> Short exercise 1: In the PairFlow project page below, translate this sentence into German: "It’s cheap (≈0.2–1.7% of full training compute) yet improves few-step sampling and can even strengthen the base model for later distillation."

> Quoted text:
--- begin ---

Dataset Download and Pre-processing

PairFlow: Closed-Form Source-Target Coupling for Few-Step Generation in Discrete Flow Models

Mingue Park* · Jisung Hwang* · Seungwoo Yoo* · Kyeongmin Yeo · Minhyuk Sung

(* Equal Contribution)

KAIST

ICLR 2026

TL;DR

PairFlow is a teacher-free acceleration framework for Discrete Flow Models that builds source–target training pairs via a closed-form inversion/backward velocity, so the model learns straighter, few-step paths. It’s cheap (≈0.2–1.7% of full training compute) yet improves few-step sampling and can even strengthen the base model for later distillation.

Environment and Requirements

Tested Environment

Python: 3.12
CUDA: 12.4
GPU: Tested on NVIDIA RTX 3090 and RTX A6000

Installation

conda create -n pairflow python=3.12
conda activate pairflow
conda install nvidia/label/cuda-12.4.0::cuda-toolkit
pip install -r requirements.txt
pip install flash_attn==2.7.4.post1
pip install rdkit pytorch_image_generation_metrics pillow

# Install local CUDA extension
cd df_cuda
pip install -e .
cd ..

Dataset Download and Pre-processing

In the commands below, <DATASET> is one of: qm9, zinc-250k, mnist-binary, cifar-10.

--- end ---

Data entries:
--- begin ---

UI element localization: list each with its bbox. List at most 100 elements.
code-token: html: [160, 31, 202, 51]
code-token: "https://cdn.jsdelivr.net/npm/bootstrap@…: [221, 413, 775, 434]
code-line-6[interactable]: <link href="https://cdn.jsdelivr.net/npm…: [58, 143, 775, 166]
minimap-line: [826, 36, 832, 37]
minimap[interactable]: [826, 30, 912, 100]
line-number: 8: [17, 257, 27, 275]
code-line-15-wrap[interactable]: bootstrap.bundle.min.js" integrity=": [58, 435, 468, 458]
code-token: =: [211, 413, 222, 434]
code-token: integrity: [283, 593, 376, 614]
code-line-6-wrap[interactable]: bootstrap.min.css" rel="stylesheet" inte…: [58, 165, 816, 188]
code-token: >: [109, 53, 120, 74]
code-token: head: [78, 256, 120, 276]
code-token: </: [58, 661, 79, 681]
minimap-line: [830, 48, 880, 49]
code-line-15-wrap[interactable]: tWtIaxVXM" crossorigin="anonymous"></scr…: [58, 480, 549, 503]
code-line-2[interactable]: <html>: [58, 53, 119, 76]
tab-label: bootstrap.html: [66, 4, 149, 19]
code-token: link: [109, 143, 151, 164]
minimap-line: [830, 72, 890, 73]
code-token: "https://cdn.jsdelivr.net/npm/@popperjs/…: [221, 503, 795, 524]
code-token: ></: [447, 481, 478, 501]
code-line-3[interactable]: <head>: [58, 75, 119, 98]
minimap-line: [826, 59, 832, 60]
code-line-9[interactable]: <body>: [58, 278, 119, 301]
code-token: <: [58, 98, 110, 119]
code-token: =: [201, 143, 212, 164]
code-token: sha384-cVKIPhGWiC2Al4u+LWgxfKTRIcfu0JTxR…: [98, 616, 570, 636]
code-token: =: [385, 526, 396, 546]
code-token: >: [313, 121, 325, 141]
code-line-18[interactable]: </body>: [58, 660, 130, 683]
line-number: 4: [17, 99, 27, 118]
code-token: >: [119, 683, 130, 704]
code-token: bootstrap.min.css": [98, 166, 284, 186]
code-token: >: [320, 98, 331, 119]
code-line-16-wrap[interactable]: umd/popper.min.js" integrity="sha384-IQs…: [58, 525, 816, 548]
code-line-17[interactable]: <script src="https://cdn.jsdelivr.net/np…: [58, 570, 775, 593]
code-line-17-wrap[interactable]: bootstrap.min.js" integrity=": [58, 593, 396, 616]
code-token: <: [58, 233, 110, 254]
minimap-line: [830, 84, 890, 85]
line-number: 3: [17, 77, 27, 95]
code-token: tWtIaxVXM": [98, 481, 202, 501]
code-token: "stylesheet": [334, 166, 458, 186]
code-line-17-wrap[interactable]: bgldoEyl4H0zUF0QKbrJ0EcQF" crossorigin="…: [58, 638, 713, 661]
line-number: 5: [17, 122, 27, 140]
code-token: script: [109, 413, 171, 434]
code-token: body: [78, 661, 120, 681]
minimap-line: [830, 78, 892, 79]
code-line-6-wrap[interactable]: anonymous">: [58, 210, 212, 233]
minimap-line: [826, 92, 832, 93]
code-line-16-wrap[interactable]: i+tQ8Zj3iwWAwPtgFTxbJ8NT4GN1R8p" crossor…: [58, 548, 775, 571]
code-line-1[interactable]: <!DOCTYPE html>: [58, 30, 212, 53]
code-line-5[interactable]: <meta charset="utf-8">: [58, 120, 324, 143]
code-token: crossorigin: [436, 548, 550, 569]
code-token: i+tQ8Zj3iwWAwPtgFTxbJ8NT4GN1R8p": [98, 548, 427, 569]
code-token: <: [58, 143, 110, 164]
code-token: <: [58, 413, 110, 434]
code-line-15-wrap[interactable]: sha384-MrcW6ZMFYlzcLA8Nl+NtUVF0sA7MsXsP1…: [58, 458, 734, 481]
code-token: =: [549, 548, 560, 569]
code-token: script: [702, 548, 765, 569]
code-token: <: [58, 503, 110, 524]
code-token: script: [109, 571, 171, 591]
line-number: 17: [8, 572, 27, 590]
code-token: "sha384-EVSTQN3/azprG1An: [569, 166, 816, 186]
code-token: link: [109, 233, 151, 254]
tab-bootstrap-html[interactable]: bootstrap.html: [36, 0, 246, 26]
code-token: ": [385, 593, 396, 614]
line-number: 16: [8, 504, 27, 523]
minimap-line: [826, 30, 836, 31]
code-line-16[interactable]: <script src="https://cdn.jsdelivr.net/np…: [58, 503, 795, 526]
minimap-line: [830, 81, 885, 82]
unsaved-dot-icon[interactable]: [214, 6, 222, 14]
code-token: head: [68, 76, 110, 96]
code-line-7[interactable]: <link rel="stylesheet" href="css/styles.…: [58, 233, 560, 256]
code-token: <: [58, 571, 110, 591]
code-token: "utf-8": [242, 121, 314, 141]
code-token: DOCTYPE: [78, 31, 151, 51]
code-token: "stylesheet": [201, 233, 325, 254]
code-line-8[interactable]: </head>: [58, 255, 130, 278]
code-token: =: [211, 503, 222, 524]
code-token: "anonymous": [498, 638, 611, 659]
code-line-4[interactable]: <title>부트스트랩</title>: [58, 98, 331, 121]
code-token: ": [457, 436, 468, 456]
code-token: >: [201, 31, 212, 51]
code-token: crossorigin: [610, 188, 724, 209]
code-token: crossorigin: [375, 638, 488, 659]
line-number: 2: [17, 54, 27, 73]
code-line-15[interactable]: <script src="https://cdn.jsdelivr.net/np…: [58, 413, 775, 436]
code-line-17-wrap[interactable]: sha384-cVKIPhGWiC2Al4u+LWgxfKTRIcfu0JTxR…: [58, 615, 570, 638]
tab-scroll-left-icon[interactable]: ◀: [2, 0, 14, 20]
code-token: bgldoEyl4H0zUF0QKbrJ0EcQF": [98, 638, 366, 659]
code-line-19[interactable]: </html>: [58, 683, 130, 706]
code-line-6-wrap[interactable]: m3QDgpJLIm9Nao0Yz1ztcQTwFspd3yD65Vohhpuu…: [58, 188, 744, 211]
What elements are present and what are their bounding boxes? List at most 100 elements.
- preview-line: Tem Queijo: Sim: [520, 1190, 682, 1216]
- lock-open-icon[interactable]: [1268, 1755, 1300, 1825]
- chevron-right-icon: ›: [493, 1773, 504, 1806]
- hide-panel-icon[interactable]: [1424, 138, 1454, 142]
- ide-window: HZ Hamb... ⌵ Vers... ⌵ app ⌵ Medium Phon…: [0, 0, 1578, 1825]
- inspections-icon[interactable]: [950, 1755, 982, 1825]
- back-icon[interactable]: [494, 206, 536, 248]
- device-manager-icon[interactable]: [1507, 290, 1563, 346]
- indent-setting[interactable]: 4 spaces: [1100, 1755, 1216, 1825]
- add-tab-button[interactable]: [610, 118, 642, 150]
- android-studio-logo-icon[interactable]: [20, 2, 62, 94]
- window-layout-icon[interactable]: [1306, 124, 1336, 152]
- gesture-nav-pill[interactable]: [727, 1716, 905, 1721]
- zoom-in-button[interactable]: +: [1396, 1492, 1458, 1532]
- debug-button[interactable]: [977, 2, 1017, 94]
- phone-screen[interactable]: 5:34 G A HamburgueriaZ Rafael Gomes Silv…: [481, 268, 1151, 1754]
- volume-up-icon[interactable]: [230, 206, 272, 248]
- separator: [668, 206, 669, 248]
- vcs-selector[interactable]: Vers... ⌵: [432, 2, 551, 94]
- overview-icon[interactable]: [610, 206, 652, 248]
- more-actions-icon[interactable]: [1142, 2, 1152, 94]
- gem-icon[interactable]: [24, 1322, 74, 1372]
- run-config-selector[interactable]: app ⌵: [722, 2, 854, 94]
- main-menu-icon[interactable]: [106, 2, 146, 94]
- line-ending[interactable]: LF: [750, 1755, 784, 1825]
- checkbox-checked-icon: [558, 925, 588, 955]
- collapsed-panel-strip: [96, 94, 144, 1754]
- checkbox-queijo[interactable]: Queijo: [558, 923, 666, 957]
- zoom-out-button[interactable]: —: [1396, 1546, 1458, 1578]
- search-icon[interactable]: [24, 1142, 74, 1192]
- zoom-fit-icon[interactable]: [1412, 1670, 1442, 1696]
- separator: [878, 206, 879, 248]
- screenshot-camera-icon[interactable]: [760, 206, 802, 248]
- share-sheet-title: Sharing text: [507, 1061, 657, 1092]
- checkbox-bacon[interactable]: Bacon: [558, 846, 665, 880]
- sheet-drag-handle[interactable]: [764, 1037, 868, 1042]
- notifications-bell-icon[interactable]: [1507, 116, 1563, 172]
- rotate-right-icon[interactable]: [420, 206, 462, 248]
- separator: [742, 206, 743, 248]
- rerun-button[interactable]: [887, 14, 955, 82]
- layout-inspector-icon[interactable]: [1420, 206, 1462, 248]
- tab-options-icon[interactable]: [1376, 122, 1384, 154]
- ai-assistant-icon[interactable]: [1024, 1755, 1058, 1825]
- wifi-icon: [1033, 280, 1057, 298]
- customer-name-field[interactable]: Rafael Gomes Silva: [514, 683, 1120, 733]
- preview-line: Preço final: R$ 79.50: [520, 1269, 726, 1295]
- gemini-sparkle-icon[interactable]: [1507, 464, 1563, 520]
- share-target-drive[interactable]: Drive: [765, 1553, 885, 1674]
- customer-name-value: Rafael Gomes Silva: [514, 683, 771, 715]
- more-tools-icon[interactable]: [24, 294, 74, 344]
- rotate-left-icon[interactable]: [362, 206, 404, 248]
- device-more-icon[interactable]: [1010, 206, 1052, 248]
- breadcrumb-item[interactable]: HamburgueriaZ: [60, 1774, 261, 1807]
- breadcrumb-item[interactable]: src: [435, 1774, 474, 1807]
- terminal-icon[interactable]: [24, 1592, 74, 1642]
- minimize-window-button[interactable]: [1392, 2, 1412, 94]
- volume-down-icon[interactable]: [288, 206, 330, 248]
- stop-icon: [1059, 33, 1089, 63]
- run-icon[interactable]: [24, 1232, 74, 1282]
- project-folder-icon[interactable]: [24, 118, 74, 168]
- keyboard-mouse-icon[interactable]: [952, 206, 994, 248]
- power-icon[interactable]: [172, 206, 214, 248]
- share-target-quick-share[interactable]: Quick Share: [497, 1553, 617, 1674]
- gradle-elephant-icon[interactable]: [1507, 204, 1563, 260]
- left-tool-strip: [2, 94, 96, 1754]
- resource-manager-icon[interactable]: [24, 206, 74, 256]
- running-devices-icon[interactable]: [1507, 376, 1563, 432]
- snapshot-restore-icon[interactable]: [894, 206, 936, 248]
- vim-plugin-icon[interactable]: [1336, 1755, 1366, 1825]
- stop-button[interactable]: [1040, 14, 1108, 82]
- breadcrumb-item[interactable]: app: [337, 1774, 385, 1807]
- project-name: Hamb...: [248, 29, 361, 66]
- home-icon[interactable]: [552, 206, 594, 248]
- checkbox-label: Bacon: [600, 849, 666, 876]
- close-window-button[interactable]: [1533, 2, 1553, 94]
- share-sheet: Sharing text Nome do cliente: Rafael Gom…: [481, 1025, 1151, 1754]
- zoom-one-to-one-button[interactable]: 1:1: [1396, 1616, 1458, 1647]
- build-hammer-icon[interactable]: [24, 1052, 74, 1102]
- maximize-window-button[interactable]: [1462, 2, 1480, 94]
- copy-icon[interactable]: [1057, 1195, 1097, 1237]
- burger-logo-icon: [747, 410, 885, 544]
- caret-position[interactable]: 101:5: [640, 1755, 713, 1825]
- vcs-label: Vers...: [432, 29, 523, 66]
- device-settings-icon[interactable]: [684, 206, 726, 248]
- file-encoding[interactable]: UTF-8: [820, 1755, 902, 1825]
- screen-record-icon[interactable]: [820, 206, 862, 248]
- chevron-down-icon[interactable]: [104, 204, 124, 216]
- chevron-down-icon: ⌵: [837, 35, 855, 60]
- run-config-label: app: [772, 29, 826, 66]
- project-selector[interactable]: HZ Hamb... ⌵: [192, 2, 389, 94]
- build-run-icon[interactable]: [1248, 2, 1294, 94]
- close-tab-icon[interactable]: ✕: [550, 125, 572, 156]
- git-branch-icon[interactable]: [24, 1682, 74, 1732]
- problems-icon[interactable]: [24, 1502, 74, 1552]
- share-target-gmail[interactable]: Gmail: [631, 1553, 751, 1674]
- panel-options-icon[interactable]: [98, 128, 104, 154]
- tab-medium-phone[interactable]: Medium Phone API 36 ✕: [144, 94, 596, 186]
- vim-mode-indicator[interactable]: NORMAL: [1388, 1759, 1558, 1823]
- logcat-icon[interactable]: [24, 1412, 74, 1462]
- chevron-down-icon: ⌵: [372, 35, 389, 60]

--- end ---

> Short exercise 2: Reproduce the data entries above verbatim, from their first line through the line containing "minimap-line: [830, 48, 880, 49]", with both of those lines included.

> Problem solution 1: Es ist kostengünstig (≈0,2–1,7 % des Rechenaufwands für ein vollständiges Training), verbessert aber dennoch das Sampling mit wenigen Schritten und kann sogar das Basismodell für eine spätere Distillation stärken.

> Problem solution 2:
UI element localization: list each with its bbox. List at most 100 elements.
code-token: html: [160, 31, 202, 51]
code-token: "https://cdn.jsdelivr.net/npm/bootstrap@…: [221, 413, 775, 434]
code-line-6[interactable]: <link href="https://cdn.jsdelivr.net/npm…: [58, 143, 775, 166]
minimap-line: [826, 36, 832, 37]
minimap[interactable]: [826, 30, 912, 100]
line-number: 8: [17, 257, 27, 275]
code-line-15-wrap[interactable]: bootstrap.bundle.min.js" integrity=": [58, 435, 468, 458]
code-token: =: [211, 413, 222, 434]
code-token: integrity: [283, 593, 376, 614]
code-line-6-wrap[interactable]: bootstrap.min.css" rel="stylesheet" inte…: [58, 165, 816, 188]
code-token: >: [109, 53, 120, 74]
code-token: head: [78, 256, 120, 276]
code-token: </: [58, 661, 79, 681]
minimap-line: [830, 48, 880, 49]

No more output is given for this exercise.